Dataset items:
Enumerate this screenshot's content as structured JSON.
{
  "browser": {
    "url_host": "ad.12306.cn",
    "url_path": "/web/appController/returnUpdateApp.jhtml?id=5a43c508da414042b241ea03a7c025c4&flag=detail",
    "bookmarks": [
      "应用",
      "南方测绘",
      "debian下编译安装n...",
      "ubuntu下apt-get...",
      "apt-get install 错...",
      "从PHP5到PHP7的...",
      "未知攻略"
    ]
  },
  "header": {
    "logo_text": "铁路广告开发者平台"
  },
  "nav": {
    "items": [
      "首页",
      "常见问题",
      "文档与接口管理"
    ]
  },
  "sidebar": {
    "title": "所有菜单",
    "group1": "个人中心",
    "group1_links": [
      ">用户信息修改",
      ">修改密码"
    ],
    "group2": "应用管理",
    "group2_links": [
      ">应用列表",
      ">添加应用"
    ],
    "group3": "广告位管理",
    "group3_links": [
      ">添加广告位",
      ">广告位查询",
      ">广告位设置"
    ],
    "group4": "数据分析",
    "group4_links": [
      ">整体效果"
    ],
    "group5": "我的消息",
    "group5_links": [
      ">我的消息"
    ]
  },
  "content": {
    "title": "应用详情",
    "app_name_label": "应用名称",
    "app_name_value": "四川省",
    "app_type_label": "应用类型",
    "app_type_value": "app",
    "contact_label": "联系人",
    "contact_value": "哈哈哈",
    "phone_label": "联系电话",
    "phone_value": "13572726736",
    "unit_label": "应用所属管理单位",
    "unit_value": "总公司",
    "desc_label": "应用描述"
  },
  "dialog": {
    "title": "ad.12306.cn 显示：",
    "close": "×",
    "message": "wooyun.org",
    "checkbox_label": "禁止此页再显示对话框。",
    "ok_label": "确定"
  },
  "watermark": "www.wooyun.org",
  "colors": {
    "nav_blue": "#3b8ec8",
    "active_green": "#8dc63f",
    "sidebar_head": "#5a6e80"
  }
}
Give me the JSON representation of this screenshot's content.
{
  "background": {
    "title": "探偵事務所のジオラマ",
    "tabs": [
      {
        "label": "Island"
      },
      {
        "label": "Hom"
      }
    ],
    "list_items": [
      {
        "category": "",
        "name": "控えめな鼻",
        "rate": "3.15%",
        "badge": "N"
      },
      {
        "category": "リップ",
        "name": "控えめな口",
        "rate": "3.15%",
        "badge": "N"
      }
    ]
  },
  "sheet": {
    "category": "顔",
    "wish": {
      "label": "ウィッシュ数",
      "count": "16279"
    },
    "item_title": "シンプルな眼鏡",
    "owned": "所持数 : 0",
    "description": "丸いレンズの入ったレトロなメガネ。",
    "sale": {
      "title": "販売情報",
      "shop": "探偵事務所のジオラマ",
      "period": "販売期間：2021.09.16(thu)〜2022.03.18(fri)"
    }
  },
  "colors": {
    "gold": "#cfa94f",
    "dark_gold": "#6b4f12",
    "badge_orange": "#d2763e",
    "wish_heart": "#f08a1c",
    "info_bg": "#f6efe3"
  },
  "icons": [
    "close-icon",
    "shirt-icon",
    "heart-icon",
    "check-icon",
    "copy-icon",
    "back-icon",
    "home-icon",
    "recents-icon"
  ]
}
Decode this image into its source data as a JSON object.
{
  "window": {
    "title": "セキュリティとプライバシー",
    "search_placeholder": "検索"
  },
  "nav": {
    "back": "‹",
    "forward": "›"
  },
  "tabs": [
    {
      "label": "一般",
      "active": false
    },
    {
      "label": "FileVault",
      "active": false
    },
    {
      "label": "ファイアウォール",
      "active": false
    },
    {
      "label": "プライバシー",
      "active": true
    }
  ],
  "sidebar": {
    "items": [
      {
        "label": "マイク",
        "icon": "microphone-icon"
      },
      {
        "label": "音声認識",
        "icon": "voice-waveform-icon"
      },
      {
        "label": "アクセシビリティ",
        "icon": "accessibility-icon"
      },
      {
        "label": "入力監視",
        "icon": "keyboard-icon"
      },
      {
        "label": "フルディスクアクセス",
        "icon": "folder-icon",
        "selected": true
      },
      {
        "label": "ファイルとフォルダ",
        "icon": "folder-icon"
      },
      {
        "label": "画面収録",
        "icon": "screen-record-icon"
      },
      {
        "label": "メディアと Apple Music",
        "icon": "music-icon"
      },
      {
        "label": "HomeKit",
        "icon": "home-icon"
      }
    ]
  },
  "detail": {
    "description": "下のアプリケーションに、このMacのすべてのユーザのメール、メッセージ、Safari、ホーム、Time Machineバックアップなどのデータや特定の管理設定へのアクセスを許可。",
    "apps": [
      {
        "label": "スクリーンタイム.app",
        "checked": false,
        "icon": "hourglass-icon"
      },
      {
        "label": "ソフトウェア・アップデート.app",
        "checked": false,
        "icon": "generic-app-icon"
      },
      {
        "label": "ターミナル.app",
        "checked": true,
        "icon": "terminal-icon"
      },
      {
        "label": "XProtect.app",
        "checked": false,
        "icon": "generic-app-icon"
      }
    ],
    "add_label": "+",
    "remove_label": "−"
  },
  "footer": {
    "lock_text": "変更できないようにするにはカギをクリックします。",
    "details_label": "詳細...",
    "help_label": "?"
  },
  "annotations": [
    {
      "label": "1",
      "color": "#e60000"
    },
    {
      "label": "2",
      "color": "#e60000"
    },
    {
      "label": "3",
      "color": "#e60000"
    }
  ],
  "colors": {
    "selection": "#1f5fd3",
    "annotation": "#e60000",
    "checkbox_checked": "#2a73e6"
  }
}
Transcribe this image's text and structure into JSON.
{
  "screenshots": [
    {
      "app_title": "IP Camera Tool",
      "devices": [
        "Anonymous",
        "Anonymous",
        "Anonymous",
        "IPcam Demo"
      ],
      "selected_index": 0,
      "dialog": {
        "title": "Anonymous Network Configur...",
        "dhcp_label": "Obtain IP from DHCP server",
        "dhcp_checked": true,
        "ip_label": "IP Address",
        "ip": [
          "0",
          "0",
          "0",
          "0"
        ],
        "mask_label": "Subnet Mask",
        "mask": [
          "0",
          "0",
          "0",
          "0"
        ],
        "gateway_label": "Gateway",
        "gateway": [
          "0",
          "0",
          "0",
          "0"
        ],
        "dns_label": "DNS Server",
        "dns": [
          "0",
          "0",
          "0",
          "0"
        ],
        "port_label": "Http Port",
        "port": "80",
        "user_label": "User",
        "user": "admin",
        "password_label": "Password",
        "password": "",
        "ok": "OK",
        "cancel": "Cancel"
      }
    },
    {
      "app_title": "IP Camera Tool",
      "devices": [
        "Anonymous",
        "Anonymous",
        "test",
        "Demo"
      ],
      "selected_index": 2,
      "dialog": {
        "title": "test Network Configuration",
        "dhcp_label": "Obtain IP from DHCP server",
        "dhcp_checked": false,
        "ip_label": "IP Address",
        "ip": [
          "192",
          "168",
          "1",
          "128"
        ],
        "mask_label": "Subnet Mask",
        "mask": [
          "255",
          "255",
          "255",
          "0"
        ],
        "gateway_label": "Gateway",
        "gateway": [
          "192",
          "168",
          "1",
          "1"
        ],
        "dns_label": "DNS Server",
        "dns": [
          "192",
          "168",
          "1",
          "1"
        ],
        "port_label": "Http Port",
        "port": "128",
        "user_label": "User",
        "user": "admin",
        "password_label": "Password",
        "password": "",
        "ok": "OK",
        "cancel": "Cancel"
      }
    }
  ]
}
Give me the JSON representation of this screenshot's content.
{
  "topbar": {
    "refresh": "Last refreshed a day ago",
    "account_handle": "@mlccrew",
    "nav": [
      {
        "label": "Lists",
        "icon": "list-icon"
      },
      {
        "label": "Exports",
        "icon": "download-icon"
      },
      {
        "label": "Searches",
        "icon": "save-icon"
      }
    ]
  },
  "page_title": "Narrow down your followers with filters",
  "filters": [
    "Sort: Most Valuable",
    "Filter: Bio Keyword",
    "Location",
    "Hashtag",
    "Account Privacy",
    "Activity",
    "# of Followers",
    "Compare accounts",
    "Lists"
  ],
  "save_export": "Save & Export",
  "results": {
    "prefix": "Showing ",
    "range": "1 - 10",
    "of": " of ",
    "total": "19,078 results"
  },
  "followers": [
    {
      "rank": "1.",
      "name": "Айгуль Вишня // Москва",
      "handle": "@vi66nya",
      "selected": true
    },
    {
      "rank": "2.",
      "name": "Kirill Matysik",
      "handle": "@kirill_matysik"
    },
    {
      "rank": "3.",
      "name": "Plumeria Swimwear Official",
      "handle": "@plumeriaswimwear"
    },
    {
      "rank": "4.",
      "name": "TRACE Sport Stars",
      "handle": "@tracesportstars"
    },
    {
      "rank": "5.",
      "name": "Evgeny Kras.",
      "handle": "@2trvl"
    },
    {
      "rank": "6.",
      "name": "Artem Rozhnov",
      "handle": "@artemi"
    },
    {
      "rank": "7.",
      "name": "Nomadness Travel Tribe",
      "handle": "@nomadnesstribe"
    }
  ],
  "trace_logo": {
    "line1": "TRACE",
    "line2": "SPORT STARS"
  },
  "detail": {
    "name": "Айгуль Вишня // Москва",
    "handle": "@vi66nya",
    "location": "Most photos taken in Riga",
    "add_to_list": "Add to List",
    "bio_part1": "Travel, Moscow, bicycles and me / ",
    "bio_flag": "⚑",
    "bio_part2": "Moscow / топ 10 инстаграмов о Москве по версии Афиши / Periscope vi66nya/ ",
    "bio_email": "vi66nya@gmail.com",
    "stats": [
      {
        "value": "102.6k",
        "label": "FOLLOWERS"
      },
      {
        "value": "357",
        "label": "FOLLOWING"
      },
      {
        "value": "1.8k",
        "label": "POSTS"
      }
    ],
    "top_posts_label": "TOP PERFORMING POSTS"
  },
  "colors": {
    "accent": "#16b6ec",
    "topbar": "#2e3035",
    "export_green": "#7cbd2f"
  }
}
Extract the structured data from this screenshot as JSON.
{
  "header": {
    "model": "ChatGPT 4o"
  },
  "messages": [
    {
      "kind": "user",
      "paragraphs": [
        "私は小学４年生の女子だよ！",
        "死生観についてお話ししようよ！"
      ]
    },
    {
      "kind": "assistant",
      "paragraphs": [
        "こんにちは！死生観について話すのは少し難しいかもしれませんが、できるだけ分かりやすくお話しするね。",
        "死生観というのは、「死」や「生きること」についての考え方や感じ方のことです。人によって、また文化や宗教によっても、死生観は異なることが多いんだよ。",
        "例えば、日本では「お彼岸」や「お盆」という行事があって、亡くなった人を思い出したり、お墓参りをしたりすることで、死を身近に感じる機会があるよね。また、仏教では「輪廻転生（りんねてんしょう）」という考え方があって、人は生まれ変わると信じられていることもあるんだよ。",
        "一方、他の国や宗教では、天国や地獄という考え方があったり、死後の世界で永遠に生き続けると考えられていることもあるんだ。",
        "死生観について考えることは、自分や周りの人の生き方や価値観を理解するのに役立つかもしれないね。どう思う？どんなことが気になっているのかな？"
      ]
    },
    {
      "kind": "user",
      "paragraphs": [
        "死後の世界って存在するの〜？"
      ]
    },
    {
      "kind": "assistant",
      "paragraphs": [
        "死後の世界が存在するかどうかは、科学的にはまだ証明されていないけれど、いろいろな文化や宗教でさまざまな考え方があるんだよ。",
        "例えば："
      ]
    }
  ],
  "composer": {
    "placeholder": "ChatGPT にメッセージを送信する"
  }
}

EXERCISE | Each line that holds the word "ChatGPT" should be extracted from the records.

OUTPUT OF THE TASK |
    "model": "ChatGPT 4o"
    "placeholder": "ChatGPT にメッセージを送信する"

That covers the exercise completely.